(Document page text data)
————————

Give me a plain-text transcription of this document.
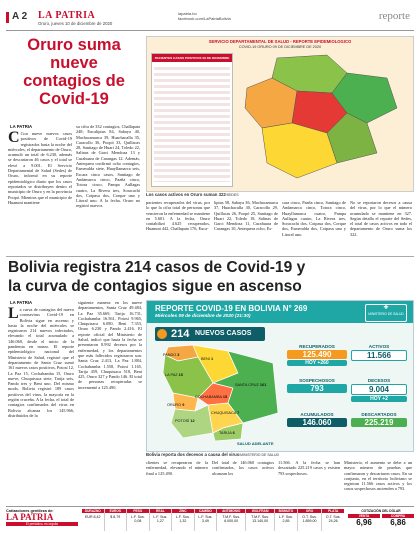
A 2 LA PATRIA
Oruro, jueves 10 de diciembre de 2020
lapatria.bo
facebook.com/LaPatriaBolivia	reporte
Oruro suma
nueve
contagios de
Covid-19
LA PATRIA
C Con nueve nuevos casos positivos de Covid-19 registrados hasta la noche del miércoles, el departamento de Oruro, acumuló un total de 6.230, además se descartaron 46 casos y el total se elevó a 9.001. El Servicio Departamental de Salud (Sedes) de Oruro, informó en su reporte epidemiológico diario que los casos reportados se distribuyen dentro el municipio de Oruro y en la provincia Poopó. Mientras que el municipio de Huanuni mantiene
su cifra de 332 contagios, Challapata 248; Eucaliptus 84, Sabaya 40, Machacamarca 39, Huachacalla 35, Caracollo 36, Poopó 33, Quillacas 28, Santiago de Huari 24, Toledo 22, Salinas de Garci Mendoza 13 y Curahuara de Carangas 12. Además, Antequera confirmó ocho contagios, Esmeralda siete, Huayllamarca seis, Escara cinco casos, Santiago de Andamarca cinco, Pazña cinco, Totora cinco, Pampa Aullagas cuatro, La Rivera tres, Soracachi dos, Coipasa dos, Corque uno y Litoral uno. A la fecha, Oruro no registró nuevos
SERVICIO DEPARTAMENTAL DE SALUD - REPORTE EPIDEMIOLOGICO
COVID-19 ORURO 09 DE DICIEMBRE DE 2020
PACIENTES CASOS POSITIVOS 09 DE DICIEMBRE
Los casos activos en Oruro suman 322/SEDES
pacientes recuperados del virus, por lo que la cifra total de personas que vencieron la enfermedad se mantiene en 5.601. A la fecha, Oruro contabilizó 4.625 recuperados, Huanuni 442, Challapata 176, Euca-
liptus 58, Sabaya 36, Machacamarca 37, Huachacalla 30, Caracollo 29, Quillacas 26, Poopó 25, Santiago de Huari 22, Toledo 18, Salinas de Garci Mendoza 11, Curahuara de Carangas 10, Antequera ocho, Es-
cara cinco, Pazña cinco, Santiago de Andamarca cinco, Totora cinco, Huayllamarca cuatro, Pampa Aullagas cuatro, La Rivera tres, Soracachi dos, Coipasa dos, Corque dos, Esmeralda dos, Coipasa uno y Litoral uno.
No se reportaron decesos a causa del virus, por lo que el número acumulado se mantiene en 327. Según detalla el reporte del Sedes, el total de casos activos en todo el departamento de Oruro suma los 322.
Bolivia registra 214 casos de Covid-19 y
la curva de contagios sigue en ascenso
LA PATRIA
La curva de contagios del nuevo coronavirus Covid-19 en Bolivia sigue en ascenso y hasta la noche del miércoles se registraron 214 nuevos infectados, elevando el total acumulado a 146.060, desde el inicio de la pandemia en marzo. El reporte epidemiológico nacional del Ministerio de Salud, registró que el departamento de Santa Cruz sumó 161 nuevos casos positivos, Potosí 12, La Paz 15, Cochabamba 15, Oruro nueve, Chuquisaca siete, Tarija seis, Pando tres y Beni uno. Del mismo modo, Bolivia registró 189 casos positivos del virus, la mayoría en la región cruceña. A la fecha, el total de contagios confirmados del virus en Bolivia alcanza los 145.966, distribuidos de la
siguiente manera: en los nueve departamentos, Santa Cruz 49.484, La Paz 35.669, Tarija 16.731, Cochabamba 16.561, Potosí 9.965, Chuquisaca 6.080, Beni 7.353, Oruro 6.230 y Pando 2.416. El reporte oficial del Ministerio de Salud, indicó que hasta la fecha se presentaron 8.992 decesos por la enfermedad, y los departamentos que más fallecidos registraron son: Santa Cruz 2.413, La Paz 1.884, Cochabamba 1.558, Potosí 1.165, Tarija 459, Chuquisaca 518, Beni 425, Oruro 327 y Pando 146. El total de personas recuperadas se incrementó a 125.490.
REPORTE COVID-19 EN BOLIVIA N° 269
Miércoles 09 de diciembre de 2020 (21:30)
✚
MINISTERIO DE SALUD
214 NUEVOS CASOS
PANDO 3
BENI 1
LA PAZ 15
COCHABAMBA 15
SANTA CRUZ 161
ORURO 9
POTOSÍ 12
CHUQUISACA 7
TARIJA 6
SALUD ADELANTE
RECUPERADOS
125.490
HOY +260
ACTIVOS
11.566
SOSPECHOSOS
793
DECESOS
9.004
HOY +2
ACUMULADOS
146.060
DESCARTADOS
225.219
Bolivia reporta dos decesos a causa del virus/MINISTERIO DE SALUD
clientes se recuperaron de la enfermedad, elevando el número final a 125.490.
Del total de 146.060 contagios confirmados, los casos activos alcanzan los
11.566. A la fecha se han descartado 225.219 casos y existen 793 sospechosos.
Ministerio, el aumento se debe a un mayor número de pruebas que confirmaron y descartaron casos. En su conjunto, en el territorio boliviano se registran 11.566 casos activos y los casos sospechosos ascienden a 793.
Cotizaciones gentileza de:
LA PATRIA
El periódico, es orgullo
DURAZNO
EUR 8,42
EUROS
$ 8,79
PESO
L.F. Sus. 0,08
REAL
L.F. Sus. 1,27
ZINC
L.F. Sus. 1,32
CAMBIO
L.F. Sus. 3,49
ANTIMONIO
T.M.F. Sus. 6.000,00
WOLFRAM
T.M.F. Sus. 13.140,00
BISMUTO
L.F. Sus. 2,85
ORO
O.T. Sus. 1.859,00
PLATA
O.T. Sus. 24,26
COTIZACIÓN DEL DÓLAR
VENTA
6,96
COMPRA
6,86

————————

→ **Try it**: Your answer should be a single number: the count of lines above with the word "Soracachi".

→ **Answer space**: 2